┌─ Records for processing
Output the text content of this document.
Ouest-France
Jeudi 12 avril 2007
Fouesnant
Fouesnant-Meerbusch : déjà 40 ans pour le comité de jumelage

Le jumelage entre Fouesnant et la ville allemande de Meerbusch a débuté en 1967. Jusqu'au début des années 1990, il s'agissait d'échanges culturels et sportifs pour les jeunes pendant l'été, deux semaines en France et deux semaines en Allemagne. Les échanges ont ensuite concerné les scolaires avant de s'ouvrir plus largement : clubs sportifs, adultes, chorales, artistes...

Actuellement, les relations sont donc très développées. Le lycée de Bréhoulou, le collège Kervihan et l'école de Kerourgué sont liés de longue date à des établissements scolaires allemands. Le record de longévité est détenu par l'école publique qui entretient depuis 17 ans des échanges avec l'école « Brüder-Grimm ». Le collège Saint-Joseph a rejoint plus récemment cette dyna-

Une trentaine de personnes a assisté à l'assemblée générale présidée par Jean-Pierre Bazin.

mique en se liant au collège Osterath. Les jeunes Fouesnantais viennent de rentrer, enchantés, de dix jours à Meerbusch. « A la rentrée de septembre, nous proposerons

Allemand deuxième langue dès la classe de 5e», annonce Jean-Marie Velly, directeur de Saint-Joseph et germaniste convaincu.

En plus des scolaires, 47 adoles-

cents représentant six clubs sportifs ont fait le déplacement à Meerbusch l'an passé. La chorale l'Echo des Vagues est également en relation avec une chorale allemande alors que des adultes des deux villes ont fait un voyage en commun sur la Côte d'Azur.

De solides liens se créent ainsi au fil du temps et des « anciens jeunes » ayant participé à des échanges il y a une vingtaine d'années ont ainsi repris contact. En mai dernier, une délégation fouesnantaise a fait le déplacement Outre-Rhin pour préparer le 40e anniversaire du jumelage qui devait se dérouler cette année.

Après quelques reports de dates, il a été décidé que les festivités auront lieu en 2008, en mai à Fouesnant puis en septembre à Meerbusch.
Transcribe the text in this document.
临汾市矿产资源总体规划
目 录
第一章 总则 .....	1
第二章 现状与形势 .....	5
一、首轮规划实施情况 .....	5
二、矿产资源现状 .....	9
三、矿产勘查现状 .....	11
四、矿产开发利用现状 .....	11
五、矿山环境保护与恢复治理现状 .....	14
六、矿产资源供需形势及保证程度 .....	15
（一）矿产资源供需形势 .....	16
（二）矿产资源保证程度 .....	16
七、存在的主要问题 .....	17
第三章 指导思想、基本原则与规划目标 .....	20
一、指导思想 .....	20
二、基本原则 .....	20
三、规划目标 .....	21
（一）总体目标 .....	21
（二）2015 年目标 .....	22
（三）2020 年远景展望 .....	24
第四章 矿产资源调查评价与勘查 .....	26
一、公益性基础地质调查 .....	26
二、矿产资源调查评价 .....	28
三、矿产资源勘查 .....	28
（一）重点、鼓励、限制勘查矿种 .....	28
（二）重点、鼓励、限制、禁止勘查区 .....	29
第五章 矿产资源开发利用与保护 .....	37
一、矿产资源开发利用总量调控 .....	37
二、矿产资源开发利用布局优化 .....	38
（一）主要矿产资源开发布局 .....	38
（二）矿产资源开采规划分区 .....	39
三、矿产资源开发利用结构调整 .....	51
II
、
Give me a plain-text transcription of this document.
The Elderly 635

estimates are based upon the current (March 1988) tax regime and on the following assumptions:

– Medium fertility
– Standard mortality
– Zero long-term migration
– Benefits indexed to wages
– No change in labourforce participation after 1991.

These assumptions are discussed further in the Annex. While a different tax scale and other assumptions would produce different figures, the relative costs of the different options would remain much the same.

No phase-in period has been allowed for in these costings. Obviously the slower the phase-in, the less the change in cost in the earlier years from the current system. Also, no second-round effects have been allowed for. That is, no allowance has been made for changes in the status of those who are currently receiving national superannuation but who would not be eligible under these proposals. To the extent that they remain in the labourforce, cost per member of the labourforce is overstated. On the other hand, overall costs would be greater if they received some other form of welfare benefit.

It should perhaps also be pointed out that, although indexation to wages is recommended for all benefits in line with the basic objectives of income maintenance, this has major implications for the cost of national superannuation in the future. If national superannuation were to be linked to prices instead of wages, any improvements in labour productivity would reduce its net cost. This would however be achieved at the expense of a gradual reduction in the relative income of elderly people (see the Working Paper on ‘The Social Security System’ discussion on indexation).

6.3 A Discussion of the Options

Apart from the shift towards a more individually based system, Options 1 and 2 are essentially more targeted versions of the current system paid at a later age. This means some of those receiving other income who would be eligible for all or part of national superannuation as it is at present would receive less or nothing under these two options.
└─
Find the word "document" and list each line it appears in.

● **Task result**:
Output the text content of this document.
Transcribe the text in this document.
Give me a plain-text transcription of this document.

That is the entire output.